• WHAT YOU ARE ASKED TO DO: Set the listing down unchanged, minus every embedded image.
(begin)
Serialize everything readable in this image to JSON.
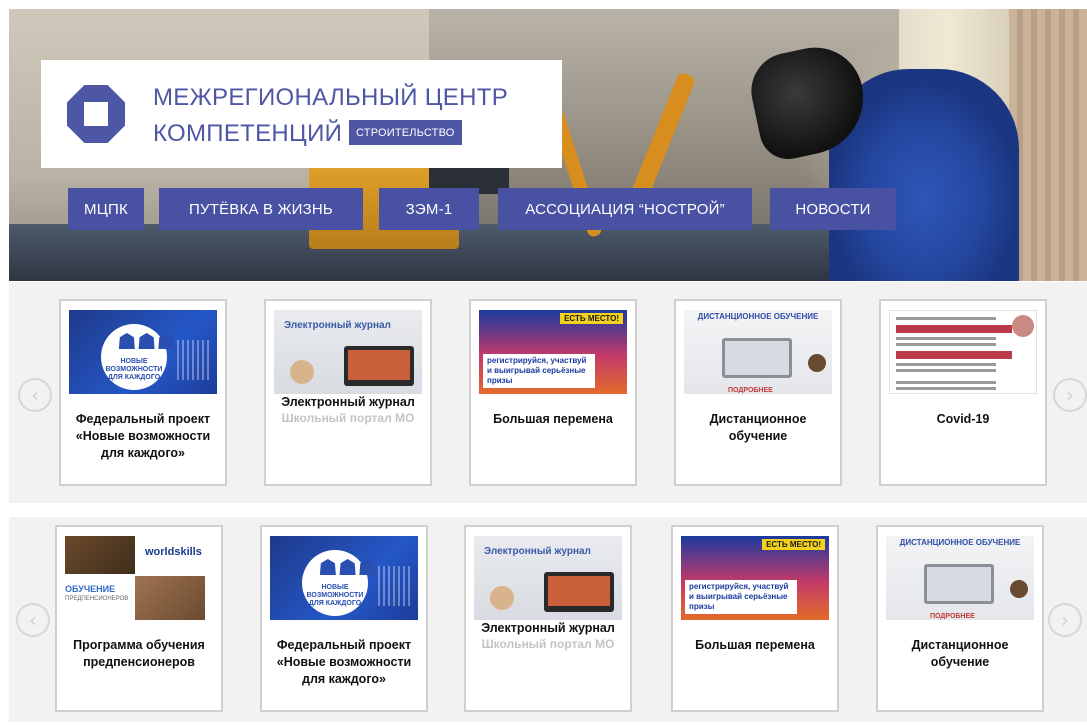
{
  "header": {
    "logo_line1": "МЕЖРЕГИОНАЛЬНЫЙ ЦЕНТР",
    "logo_line2": "КОМПЕТЕНЦИЙ",
    "logo_tag": "СТРОИТЕЛЬСТВО"
  },
  "nav": [
    {
      "label": "МЦПК"
    },
    {
      "label": "ПУТЁВКА В ЖИЗНЬ"
    },
    {
      "label": "ЗЭМ-1"
    },
    {
      "label": "АССОЦИАЦИЯ “НОСТРОЙ”"
    },
    {
      "label": "НОВОСТИ"
    }
  ],
  "carousel1": {
    "cards": [
      {
        "title": "Федеральный проект «Новые возможности для каждого»"
      },
      {
        "title": "Электронный журнал",
        "subtitle": "Школьный портал МО"
      },
      {
        "title": "Большая перемена"
      },
      {
        "title": "Дистанционное обучение"
      },
      {
        "title": "Covid-19"
      }
    ]
  },
  "carousel2": {
    "cards": [
      {
        "title": "Программа обучения предпенсионеров"
      },
      {
        "title": "Федеральный проект «Новые возможности для каждого»"
      },
      {
        "title": "Электронный журнал",
        "subtitle": "Школьный портал МО"
      },
      {
        "title": "Большая перемена"
      },
      {
        "title": "Дистанционное обучение"
      }
    ]
  },
  "thumbs": {
    "fed_caption": "НОВЫЕ ВОЗМОЖНОСТИ ДЛЯ КАЖДОГО",
    "ej_caption": "Электронный журнал",
    "bp_tag": "ЕСТЬ МЕСТО!",
    "bp_ribbon": "регистрируйся, участвуй и выигрывай серьёзные призы",
    "do_caption": "ДИСТАНЦИОННОЕ ОБУЧЕНИЕ",
    "do_more": "ПОДРОБНЕЕ",
    "wsk_brand": "worldskills",
    "wsk_title": "ОБУЧЕНИЕ",
    "wsk_sub": "ПРЕДПЕНСИОНЕРОВ"
  },
  "icons": {
    "prev": "chevron-left-icon",
    "next": "chevron-right-icon"
  },
  "colors": {
    "brand": "#4e56a6",
    "nav_bg": "#4951a3",
    "strip_bg": "#f2f2f2"
  }
}
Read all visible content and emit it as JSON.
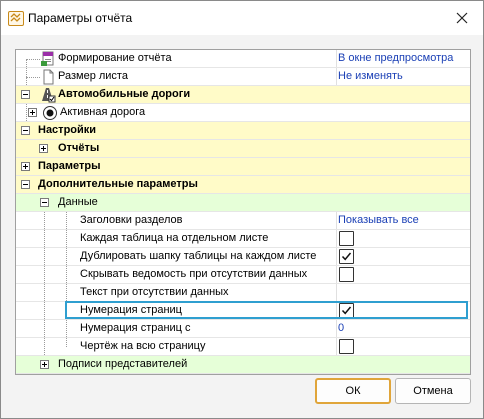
{
  "window": {
    "title": "Параметры отчёта"
  },
  "rows": [
    {
      "name": "Формирование отчёта",
      "value": "В окне предпросмотра"
    },
    {
      "name": "Размер листа",
      "value": "Не изменять"
    },
    {
      "name": "Автомобильные дороги"
    },
    {
      "name": "Активная дорога"
    },
    {
      "name": "Настройки"
    },
    {
      "name": "Отчёты"
    },
    {
      "name": "Параметры"
    },
    {
      "name": "Дополнительные параметры"
    },
    {
      "name": "Данные"
    },
    {
      "name": "Заголовки разделов",
      "value": "Показывать все"
    },
    {
      "name": "Каждая таблица на отдельном листе",
      "checked": false
    },
    {
      "name": "Дублировать шапку таблицы на каждом листе",
      "checked": true
    },
    {
      "name": "Скрывать ведомость при отсутствии данных",
      "checked": false
    },
    {
      "name": "Текст при отсутствии данных",
      "value": ""
    },
    {
      "name": "Нумерация страниц",
      "checked": true
    },
    {
      "name": "Нумерация страниц с",
      "value": "0"
    },
    {
      "name": "Чертёж на всю страницу",
      "checked": false
    },
    {
      "name": "Подписи представителей"
    }
  ],
  "buttons": {
    "ok": "ОК",
    "cancel": "Отмена"
  },
  "colors": {
    "category_bg": "#fffbc8",
    "subcategory_bg": "#e6ffd8",
    "value_text": "#1a3fb5",
    "selection_outline": "#2f9fd0",
    "default_button_border": "#e0a53a"
  }
}
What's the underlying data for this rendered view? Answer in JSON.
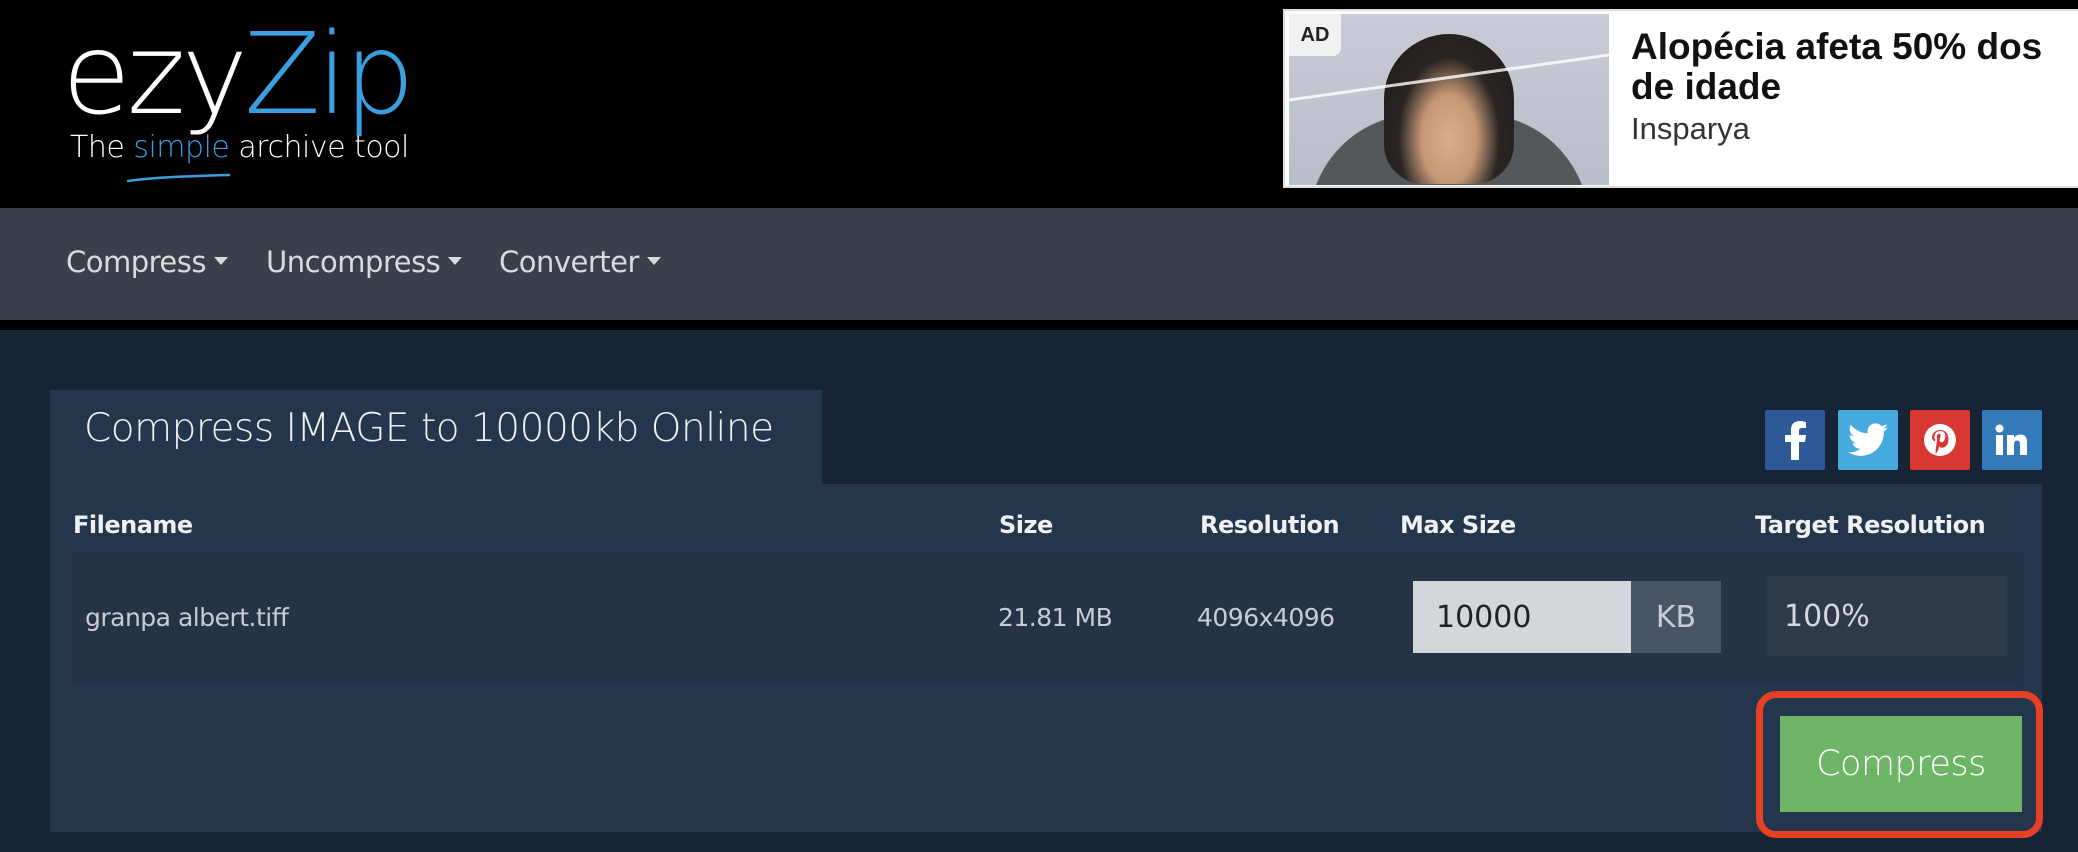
{
  "header": {
    "logo": {
      "part1": "ezy",
      "part2": "Zip",
      "tagline_before": "The ",
      "tagline_highlight": "simple",
      "tagline_after": " archive tool"
    },
    "ad": {
      "badge": "AD",
      "title_line1": "Alopécia afeta 50% dos",
      "title_line2": "de idade",
      "brand": "Insparya"
    }
  },
  "nav": {
    "items": [
      {
        "label": "Compress",
        "icon": "caret-down-icon"
      },
      {
        "label": "Uncompress",
        "icon": "caret-down-icon"
      },
      {
        "label": "Converter",
        "icon": "caret-down-icon"
      }
    ]
  },
  "main": {
    "title": "Compress IMAGE to 10000kb Online",
    "social": [
      {
        "name": "facebook",
        "glyph": "f",
        "color": "#2d5a96"
      },
      {
        "name": "twitter",
        "glyph": "twitter-bird",
        "color": "#47aade"
      },
      {
        "name": "pinterest",
        "glyph": "p",
        "color": "#d93732"
      },
      {
        "name": "linkedin",
        "glyph": "in",
        "color": "#327ab8"
      }
    ],
    "table": {
      "headers": [
        "Filename",
        "Size",
        "Resolution",
        "Max Size",
        "Target Resolution"
      ],
      "rows": [
        {
          "filename": "granpa albert.tiff",
          "size": "21.81 MB",
          "resolution": "4096x4096",
          "max_size": "10000",
          "max_size_unit": "KB",
          "target_resolution": "100%"
        }
      ]
    },
    "compress_button": "Compress"
  },
  "colors": {
    "accent_blue": "#3a9ee0",
    "button_green": "#6fb567",
    "highlight_red": "#e84025",
    "page_bg": "#172436",
    "panel_bg": "#24364b"
  }
}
(end)
• TASK RESULT:
Serialize everything readable in this image to JSON.
{
  "header": {
    "logo_line1": "МЕЖРЕГИОНАЛЬНЫЙ ЦЕНТР",
    "logo_line2": "КОМПЕТЕНЦИЙ",
    "logo_tag": "СТРОИТЕЛЬСТВО"
  },
  "nav": [
    {
      "label": "МЦПК"
    },
    {
      "label": "ПУТЁВКА В ЖИЗНЬ"
    },
    {
      "label": "ЗЭМ-1"
    },
    {
      "label": "АССОЦИАЦИЯ “НОСТРОЙ”"
    },
    {
      "label": "НОВОСТИ"
    }
  ],
  "carousel1": {
    "cards": [
      {
        "title": "Федеральный проект «Новые возможности для каждого»"
      },
      {
        "title": "Электронный журнал",
        "subtitle": "Школьный портал МО"
      },
      {
        "title": "Большая перемена"
      },
      {
        "title": "Дистанционное обучение"
      },
      {
        "title": "Covid-19"
      }
    ]
  },
  "carousel2": {
    "cards": [
      {
        "title": "Программа обучения предпенсионеров"
      },
      {
        "title": "Федеральный проект «Новые возможности для каждого»"
      },
      {
        "title": "Электронный журнал",
        "subtitle": "Школьный портал МО"
      },
      {
        "title": "Большая перемена"
      },
      {
        "title": "Дистанционное обучение"
      }
    ]
  },
  "thumbs": {
    "fed_caption": "НОВЫЕ ВОЗМОЖНОСТИ ДЛЯ КАЖДОГО",
    "ej_caption": "Электронный журнал",
    "bp_tag": "ЕСТЬ МЕСТО!",
    "bp_ribbon": "регистрируйся, участвуй и выигрывай серьёзные призы",
    "do_caption": "ДИСТАНЦИОННОЕ ОБУЧЕНИЕ",
    "do_more": "ПОДРОБНЕЕ",
    "wsk_brand": "worldskills",
    "wsk_title": "ОБУЧЕНИЕ",
    "wsk_sub": "ПРЕДПЕНСИОНЕРОВ"
  },
  "icons": {
    "prev": "chevron-left-icon",
    "next": "chevron-right-icon"
  },
  "colors": {
    "brand": "#4e56a6",
    "nav_bg": "#4951a3",
    "strip_bg": "#f2f2f2"
  }
}
Read all visible content and emit it as JSON.
{
  "window": {
    "title": "Параметры отчёта"
  },
  "rows": [
    {
      "name": "Формирование отчёта",
      "value": "В окне предпросмотра"
    },
    {
      "name": "Размер листа",
      "value": "Не изменять"
    },
    {
      "name": "Автомобильные дороги"
    },
    {
      "name": "Активная дорога"
    },
    {
      "name": "Настройки"
    },
    {
      "name": "Отчёты"
    },
    {
      "name": "Параметры"
    },
    {
      "name": "Дополнительные параметры"
    },
    {
      "name": "Данные"
    },
    {
      "name": "Заголовки разделов",
      "value": "Показывать все"
    },
    {
      "name": "Каждая таблица на отдельном листе",
      "checked": false
    },
    {
      "name": "Дублировать шапку таблицы на каждом листе",
      "checked": true
    },
    {
      "name": "Скрывать ведомость при отсутствии данных",
      "checked": false
    },
    {
      "name": "Текст при отсутствии данных",
      "value": ""
    },
    {
      "name": "Нумерация страниц",
      "checked": true
    },
    {
      "name": "Нумерация страниц с",
      "value": "0"
    },
    {
      "name": "Чертёж на всю страницу",
      "checked": false
    },
    {
      "name": "Подписи представителей"
    }
  ],
  "buttons": {
    "ok": "ОК",
    "cancel": "Отмена"
  },
  "colors": {
    "category_bg": "#fffbc8",
    "subcategory_bg": "#e6ffd8",
    "value_text": "#1a3fb5",
    "selection_outline": "#2f9fd0",
    "default_button_border": "#e0a53a"
  }
}
What's the underlying data for this rendered view? Answer in JSON.
{
  "header": {
    "logo": {
      "part1": "ezy",
      "part2": "Zip",
      "tagline_before": "The ",
      "tagline_highlight": "simple",
      "tagline_after": " archive tool"
    },
    "ad": {
      "badge": "AD",
      "title_line1": "Alopécia afeta 50% dos",
      "title_line2": "de idade",
      "brand": "Insparya"
    }
  },
  "nav": {
    "items": [
      {
        "label": "Compress",
        "icon": "caret-down-icon"
      },
      {
        "label": "Uncompress",
        "icon": "caret-down-icon"
      },
      {
        "label": "Converter",
        "icon": "caret-down-icon"
      }
    ]
  },
  "main": {
    "title": "Compress IMAGE to 10000kb Online",
    "social": [
      {
        "name": "facebook",
        "glyph": "f",
        "color": "#2d5a96"
      },
      {
        "name": "twitter",
        "glyph": "twitter-bird",
        "color": "#47aade"
      },
      {
        "name": "pinterest",
        "glyph": "p",
        "color": "#d93732"
      },
      {
        "name": "linkedin",
        "glyph": "in",
        "color": "#327ab8"
      }
    ],
    "table": {
      "headers": [
        "Filename",
        "Size",
        "Resolution",
        "Max Size",
        "Target Resolution"
      ],
      "rows": [
        {
          "filename": "granpa albert.tiff",
          "size": "21.81 MB",
          "resolution": "4096x4096",
          "max_size": "10000",
          "max_size_unit": "KB",
          "target_resolution": "100%"
        }
      ]
    },
    "compress_button": "Compress"
  },
  "colors": {
    "accent_blue": "#3a9ee0",
    "button_green": "#6fb567",
    "highlight_red": "#e84025",
    "page_bg": "#172436",
    "panel_bg": "#24364b"
  }
}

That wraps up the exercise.